◆ **What is required**: Take the material below and write it all out again exactly.

◆ **Working data**:
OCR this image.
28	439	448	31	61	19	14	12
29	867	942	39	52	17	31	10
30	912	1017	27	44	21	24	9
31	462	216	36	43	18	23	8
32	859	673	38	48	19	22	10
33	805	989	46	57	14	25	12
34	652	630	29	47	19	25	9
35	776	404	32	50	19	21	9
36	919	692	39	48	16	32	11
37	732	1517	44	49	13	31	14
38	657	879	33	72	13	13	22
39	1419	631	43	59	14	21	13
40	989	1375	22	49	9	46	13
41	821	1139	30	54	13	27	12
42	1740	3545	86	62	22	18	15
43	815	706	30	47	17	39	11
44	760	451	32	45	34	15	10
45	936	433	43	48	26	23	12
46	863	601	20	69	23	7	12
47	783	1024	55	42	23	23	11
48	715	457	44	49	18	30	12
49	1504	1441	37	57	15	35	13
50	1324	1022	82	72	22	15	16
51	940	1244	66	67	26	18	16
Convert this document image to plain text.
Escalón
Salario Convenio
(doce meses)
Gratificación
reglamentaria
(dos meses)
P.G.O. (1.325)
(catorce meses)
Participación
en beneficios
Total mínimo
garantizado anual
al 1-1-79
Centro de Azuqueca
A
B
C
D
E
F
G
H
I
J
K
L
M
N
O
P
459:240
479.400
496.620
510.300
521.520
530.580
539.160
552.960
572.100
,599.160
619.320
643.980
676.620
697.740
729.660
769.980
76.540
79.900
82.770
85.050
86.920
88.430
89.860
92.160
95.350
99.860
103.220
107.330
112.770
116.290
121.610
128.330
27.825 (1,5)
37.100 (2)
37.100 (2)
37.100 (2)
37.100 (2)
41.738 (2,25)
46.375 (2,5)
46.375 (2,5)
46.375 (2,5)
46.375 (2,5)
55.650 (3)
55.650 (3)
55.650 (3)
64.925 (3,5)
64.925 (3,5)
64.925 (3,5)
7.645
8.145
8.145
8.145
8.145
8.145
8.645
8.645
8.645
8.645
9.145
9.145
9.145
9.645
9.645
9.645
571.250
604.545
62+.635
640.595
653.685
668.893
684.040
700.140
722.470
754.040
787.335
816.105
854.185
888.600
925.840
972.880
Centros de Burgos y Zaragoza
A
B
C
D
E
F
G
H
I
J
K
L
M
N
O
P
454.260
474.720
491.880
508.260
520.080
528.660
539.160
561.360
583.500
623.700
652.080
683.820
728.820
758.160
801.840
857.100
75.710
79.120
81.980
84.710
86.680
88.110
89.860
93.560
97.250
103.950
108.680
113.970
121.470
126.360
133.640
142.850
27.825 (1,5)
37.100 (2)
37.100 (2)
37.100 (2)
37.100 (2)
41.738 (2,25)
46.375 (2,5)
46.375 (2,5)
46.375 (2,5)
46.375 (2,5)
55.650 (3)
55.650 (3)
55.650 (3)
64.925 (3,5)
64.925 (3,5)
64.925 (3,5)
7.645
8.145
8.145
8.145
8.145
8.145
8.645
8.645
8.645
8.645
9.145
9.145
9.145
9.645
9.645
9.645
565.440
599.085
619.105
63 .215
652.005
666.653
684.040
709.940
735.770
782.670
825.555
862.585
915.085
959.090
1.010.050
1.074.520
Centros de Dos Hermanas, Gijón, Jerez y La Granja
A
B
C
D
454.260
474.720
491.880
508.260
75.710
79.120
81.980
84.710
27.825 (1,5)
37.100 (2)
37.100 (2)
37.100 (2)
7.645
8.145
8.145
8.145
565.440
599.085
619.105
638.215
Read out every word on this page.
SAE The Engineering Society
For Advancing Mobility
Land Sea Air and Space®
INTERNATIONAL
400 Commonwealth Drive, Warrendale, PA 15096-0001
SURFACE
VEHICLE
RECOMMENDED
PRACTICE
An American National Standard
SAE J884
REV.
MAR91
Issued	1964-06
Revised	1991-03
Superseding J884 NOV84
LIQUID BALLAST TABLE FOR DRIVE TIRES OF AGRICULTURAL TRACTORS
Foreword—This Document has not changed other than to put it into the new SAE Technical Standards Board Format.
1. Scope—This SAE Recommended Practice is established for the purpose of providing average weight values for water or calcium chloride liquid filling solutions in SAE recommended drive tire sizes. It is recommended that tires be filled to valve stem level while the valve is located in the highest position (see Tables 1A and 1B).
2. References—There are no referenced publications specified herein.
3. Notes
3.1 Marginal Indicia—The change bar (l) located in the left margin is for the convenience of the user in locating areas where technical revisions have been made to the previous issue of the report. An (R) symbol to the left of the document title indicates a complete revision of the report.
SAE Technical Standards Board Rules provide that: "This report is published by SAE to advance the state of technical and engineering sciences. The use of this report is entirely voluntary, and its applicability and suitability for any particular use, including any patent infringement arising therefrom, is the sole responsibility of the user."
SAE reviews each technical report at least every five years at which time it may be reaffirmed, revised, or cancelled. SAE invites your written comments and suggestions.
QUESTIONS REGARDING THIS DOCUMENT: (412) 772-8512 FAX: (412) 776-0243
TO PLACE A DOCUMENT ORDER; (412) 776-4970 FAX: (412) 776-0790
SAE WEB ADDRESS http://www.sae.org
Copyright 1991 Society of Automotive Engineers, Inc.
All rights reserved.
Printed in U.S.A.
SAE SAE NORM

◆ **Answer to this exercise**:
OCR this image.
28	439	448	31	61	19	14	12
29	867	942	39	52	17	31	10
30	912	1017	27	44	21	24	9
31	462	216	36	43	18	23	8
32	859	673	38	48	19	22	10
33	805	989	46	57	14	25	12
34	652	630	29	47	19	25	9
35	776	404	32	50	19	21	9
36	919	692	39	48	16	32	11
37	732	1517	44	49	13	31	14
38	657	879	33	72	13	13	22
39	1419	631	43	59	14	21	13
40	989	1375	22	49	9	46	13
41	821	1139	30	54	13	27	12
42	1740	3545	86	62	22	18	15
43	815	706	30	47	17	39	11
44	760	451	32	45	34	15	10
45	936	433	43	48	26	23	12
46	863	601	20	69	23	7	12
47	783	1024	55	42	23	23	11
48	715	457	44	49	18	30	12
49	1504	1441	37	57	15	35	13
50	1324	1022	82	72	22	15	16
51	940	1244	66	67	26	18	16
Convert this document image to plain text.
Escalón
Salario Convenio
(doce meses)
Gratificación
reglamentaria
(dos meses)
P.G.O. (1.325)
(catorce meses)
Participación
en beneficios
Total mínimo
garantizado anual
al 1-1-79
Centro de Azuqueca
A
B
C
D
E
F
G
H
I
J
K
L
M
N
O
P
459:240
479.400
496.620
510.300
521.520
530.580
539.160
552.960
572.100
,599.160
619.320
643.980
676.620
697.740
729.660
769.980
76.540
79.900
82.770
85.050
86.920
88.430
89.860
92.160
95.350
99.860
103.220
107.330
112.770
116.290
121.610
128.330
27.825 (1,5)
37.100 (2)
37.100 (2)
37.100 (2)
37.100 (2)
41.738 (2,25)
46.375 (2,5)
46.375 (2,5)
46.375 (2,5)
46.375 (2,5)
55.650 (3)
55.650 (3)
55.650 (3)
64.925 (3,5)
64.925 (3,5)
64.925 (3,5)
7.645
8.145
8.145
8.145
8.145
8.145
8.645
8.645
8.645
8.645
9.145
9.145
9.145
9.645
9.645
9.645
571.250
604.545
62+.635
640.595
653.685
668.893
684.040
700.140
722.470
754.040
787.335
816.105
854.185
888.600
925.840
972.880
Centros de Burgos y Zaragoza
A
B
C
D
E
F
G
H
I
J
K
L
M
N
O
P
454.260
474.720
491.880
508.260
520.080
528.660
539.160
561.360
583.500
623.700
652.080
683.820
728.820
758.160
801.840
857.100
75.710
79.120
81.980
84.710
86.680
88.110
89.860
93.560
97.250
103.950
108.680
113.970
121.470
126.360
133.640
142.850
27.825 (1,5)
37.100 (2)
37.100 (2)
37.100 (2)
37.100 (2)
41.738 (2,25)
46.375 (2,5)
46.375 (2,5)
46.375 (2,5)
46.375 (2,5)
55.650 (3)
55.650 (3)
55.650 (3)
64.925 (3,5)
64.925 (3,5)
64.925 (3,5)
7.645
8.145
8.145
8.145
8.145
8.145
8.645
8.645
8.645
8.645
9.145
9.145
9.145
9.645
9.645
9.645
565.440
599.085
619.105
63 .215
652.005
666.653
684.040
709.940
735.770
782.670
825.555
862.585
915.085
959.090
1.010.050
1.074.520
Centros de Dos Hermanas, Gijón, Jerez y La Granja
A
B
C
D
454.260
474.720
491.880
508.260
75.710
79.120
81.980
84.710
27.825 (1,5)
37.100 (2)
37.100 (2)
37.100 (2)
7.645
8.145
8.145
8.145
565.440
599.085
619.105
638.215
Read out every word on this page.
SAE The Engineering Society
For Advancing Mobility
Land Sea Air and Space®
INTERNATIONAL
400 Commonwealth Drive, Warrendale, PA 15096-0001
SURFACE
VEHICLE
RECOMMENDED
PRACTICE
An American National Standard
SAE J884
REV.
MAR91
Issued	1964-06
Revised	1991-03
Superseding J884 NOV84
LIQUID BALLAST TABLE FOR DRIVE TIRES OF AGRICULTURAL TRACTORS
Foreword—This Document has not changed other than to put it into the new SAE Technical Standards Board Format.
1. Scope—This SAE Recommended Practice is established for the purpose of providing average weight values for water or calcium chloride liquid filling solutions in SAE recommended drive tire sizes. It is recommended that tires be filled to valve stem level while the valve is located in the highest position (see Tables 1A and 1B).
2. References—There are no referenced publications specified herein.
3. Notes
3.1 Marginal Indicia—The change bar (l) located in the left margin is for the convenience of the user in locating areas where technical revisions have been made to the previous issue of the report. An (R) symbol to the left of the document title indicates a complete revision of the report.
SAE Technical Standards Board Rules provide that: "This report is published by SAE to advance the state of technical and engineering sciences. The use of this report is entirely voluntary, and its applicability and suitability for any particular use, including any patent infringement arising therefrom, is the sole responsibility of the user."
SAE reviews each technical report at least every five years at which time it may be reaffirmed, revised, or cancelled. SAE invites your written comments and suggestions.
QUESTIONS REGARDING THIS DOCUMENT: (412) 772-8512 FAX: (412) 776-0243
TO PLACE A DOCUMENT ORDER; (412) 776-4970 FAX: (412) 776-0790
SAE WEB ADDRESS http://www.sae.org
Copyright 1991 Society of Automotive Engineers, Inc.
All rights reserved.
Printed in U.S.A.
SAE SAE NORM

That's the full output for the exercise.